- _What to work on_:
Scan the lines below for the string "JSON" and copy every one that has it.

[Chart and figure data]

------------------------------------------------

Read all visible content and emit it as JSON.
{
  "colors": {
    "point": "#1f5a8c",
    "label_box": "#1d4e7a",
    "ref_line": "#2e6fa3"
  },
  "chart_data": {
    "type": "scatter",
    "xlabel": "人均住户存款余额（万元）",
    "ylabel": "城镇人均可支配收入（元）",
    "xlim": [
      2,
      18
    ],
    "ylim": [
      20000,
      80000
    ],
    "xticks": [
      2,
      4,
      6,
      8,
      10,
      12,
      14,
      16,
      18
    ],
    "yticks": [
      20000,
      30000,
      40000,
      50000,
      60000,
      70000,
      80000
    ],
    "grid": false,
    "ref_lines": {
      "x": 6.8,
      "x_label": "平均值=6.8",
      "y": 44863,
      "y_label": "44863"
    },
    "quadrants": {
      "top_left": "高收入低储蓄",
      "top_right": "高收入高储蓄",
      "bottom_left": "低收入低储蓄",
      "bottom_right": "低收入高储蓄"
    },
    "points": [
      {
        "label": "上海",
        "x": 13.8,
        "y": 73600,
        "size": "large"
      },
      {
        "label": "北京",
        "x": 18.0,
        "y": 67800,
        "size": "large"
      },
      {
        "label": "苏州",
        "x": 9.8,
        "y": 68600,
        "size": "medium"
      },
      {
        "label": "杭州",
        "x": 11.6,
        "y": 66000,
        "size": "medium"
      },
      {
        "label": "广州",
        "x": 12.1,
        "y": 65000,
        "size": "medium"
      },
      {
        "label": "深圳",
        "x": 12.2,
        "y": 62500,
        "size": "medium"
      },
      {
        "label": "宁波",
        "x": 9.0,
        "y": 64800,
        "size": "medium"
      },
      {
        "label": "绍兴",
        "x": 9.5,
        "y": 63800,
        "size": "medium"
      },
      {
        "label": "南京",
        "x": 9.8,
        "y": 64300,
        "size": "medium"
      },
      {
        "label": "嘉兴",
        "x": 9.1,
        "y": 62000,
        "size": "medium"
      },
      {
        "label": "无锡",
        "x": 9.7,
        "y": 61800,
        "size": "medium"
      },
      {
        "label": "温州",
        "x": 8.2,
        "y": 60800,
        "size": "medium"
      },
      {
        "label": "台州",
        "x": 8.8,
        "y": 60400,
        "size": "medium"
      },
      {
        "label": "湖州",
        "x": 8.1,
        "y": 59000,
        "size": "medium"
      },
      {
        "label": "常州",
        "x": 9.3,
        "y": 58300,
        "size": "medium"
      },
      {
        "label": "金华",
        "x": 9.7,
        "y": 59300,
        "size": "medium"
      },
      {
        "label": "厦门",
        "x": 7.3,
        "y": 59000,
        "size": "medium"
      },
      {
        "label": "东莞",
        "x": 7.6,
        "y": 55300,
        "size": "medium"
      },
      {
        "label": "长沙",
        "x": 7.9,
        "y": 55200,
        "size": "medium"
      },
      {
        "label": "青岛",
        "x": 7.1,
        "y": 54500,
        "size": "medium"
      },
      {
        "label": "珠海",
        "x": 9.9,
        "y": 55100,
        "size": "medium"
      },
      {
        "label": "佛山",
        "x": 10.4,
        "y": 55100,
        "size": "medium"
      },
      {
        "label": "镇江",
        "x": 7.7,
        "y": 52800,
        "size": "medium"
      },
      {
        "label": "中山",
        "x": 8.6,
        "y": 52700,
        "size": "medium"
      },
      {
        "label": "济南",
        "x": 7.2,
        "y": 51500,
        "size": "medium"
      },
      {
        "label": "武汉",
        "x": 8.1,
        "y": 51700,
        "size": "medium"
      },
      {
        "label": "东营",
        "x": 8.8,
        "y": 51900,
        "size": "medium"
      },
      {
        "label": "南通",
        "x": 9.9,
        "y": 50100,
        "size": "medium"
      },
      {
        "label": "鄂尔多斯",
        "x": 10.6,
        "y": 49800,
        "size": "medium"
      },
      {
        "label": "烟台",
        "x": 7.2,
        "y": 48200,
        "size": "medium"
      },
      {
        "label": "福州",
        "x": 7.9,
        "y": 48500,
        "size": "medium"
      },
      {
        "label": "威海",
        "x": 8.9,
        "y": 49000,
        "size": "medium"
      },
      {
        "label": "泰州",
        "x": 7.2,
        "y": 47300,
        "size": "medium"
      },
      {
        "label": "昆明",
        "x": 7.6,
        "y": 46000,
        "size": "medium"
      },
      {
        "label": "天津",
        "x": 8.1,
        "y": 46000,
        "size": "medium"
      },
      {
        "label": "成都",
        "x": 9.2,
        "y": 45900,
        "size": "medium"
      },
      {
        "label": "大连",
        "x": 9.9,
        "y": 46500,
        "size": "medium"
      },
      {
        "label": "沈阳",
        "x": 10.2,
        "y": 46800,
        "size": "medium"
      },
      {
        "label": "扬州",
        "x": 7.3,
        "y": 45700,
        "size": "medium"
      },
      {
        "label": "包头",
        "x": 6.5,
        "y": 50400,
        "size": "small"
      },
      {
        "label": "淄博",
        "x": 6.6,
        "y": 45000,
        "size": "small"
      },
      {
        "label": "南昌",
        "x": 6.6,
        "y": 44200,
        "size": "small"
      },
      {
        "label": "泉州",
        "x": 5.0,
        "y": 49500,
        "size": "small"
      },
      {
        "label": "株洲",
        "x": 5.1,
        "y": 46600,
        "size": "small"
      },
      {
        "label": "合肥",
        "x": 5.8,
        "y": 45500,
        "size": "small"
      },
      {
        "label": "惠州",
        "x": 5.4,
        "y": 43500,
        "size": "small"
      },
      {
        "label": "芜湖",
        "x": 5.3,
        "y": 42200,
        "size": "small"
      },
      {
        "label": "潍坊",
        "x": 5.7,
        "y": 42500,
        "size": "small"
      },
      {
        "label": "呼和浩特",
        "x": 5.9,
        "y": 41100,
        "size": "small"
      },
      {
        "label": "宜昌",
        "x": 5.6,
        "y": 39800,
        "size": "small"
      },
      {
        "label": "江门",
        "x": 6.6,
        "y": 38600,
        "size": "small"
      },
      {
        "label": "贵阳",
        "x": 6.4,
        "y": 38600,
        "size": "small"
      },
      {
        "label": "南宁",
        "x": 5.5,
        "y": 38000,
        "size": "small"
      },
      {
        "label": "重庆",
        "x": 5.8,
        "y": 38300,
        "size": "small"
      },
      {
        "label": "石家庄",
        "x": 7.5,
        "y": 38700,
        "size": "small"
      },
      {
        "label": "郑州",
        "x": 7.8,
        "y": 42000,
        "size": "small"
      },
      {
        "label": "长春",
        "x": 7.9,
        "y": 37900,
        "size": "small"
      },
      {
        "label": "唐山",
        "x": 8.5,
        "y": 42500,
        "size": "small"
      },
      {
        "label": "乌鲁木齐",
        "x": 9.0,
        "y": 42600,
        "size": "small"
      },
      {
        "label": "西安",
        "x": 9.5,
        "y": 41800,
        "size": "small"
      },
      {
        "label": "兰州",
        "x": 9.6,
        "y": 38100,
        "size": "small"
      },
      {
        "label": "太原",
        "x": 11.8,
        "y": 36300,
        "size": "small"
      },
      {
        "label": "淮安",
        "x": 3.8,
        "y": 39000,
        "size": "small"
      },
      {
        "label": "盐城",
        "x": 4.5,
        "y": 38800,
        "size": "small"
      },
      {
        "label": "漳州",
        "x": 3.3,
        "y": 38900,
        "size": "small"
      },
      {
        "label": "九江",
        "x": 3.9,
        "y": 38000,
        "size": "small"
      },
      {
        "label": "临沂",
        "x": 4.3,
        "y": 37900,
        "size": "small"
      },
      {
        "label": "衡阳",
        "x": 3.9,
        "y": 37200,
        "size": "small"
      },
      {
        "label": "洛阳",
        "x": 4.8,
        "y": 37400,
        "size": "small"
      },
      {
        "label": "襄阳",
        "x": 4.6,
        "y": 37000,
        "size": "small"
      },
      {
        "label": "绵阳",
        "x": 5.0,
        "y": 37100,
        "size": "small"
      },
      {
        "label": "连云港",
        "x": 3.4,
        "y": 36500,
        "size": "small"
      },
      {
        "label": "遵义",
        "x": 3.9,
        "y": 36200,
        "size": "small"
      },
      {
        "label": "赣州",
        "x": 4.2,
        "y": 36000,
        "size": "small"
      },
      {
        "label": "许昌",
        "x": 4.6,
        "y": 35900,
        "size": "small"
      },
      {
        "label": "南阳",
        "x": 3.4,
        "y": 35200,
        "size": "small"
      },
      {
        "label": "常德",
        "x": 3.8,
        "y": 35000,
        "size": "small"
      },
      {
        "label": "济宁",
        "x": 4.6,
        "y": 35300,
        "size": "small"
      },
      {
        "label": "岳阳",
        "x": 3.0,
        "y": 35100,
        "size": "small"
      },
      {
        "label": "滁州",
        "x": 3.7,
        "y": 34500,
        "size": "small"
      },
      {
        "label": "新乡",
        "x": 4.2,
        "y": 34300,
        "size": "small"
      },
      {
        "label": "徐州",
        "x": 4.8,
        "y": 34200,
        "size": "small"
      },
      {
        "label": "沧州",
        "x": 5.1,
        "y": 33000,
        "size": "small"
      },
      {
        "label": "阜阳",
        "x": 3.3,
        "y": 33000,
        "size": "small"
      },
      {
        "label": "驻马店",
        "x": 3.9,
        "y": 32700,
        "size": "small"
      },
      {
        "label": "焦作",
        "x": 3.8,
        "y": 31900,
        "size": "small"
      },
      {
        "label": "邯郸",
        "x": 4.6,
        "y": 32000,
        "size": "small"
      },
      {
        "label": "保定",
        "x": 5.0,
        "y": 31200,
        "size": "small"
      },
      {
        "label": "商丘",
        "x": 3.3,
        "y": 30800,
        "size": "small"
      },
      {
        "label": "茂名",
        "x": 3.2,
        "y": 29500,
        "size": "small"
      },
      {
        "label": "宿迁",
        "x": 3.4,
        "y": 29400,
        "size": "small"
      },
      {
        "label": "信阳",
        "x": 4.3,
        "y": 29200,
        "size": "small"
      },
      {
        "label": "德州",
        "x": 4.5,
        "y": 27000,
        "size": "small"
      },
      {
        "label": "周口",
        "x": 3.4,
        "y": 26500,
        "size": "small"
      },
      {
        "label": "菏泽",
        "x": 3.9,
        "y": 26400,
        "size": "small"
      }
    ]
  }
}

------------------------------------------------

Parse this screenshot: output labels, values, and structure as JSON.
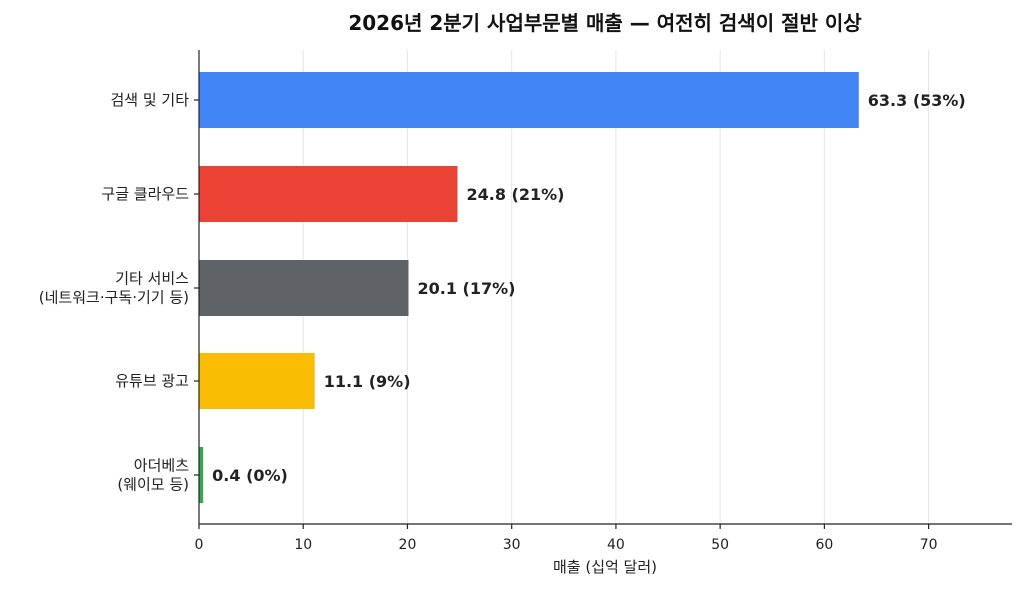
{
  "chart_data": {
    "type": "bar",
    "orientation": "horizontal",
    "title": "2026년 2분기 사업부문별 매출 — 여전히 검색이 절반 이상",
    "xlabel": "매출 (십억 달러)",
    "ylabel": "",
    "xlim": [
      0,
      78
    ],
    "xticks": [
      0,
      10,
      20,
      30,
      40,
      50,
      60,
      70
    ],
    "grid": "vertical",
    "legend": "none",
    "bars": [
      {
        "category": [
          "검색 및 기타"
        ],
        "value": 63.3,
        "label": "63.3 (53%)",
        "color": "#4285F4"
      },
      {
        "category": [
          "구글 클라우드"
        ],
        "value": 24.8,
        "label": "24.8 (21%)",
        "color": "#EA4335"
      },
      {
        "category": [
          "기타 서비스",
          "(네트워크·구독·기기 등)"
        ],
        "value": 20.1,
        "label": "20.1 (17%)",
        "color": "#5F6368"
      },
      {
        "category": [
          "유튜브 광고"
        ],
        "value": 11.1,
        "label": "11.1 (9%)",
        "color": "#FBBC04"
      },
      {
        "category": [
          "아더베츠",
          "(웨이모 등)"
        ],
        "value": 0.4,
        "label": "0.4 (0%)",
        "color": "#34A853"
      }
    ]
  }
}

------------------------------------------------

- _Expected output_:
Read all visible content and emit it as JSON.
Parse this screenshot: output labels, values, and structure as JSON.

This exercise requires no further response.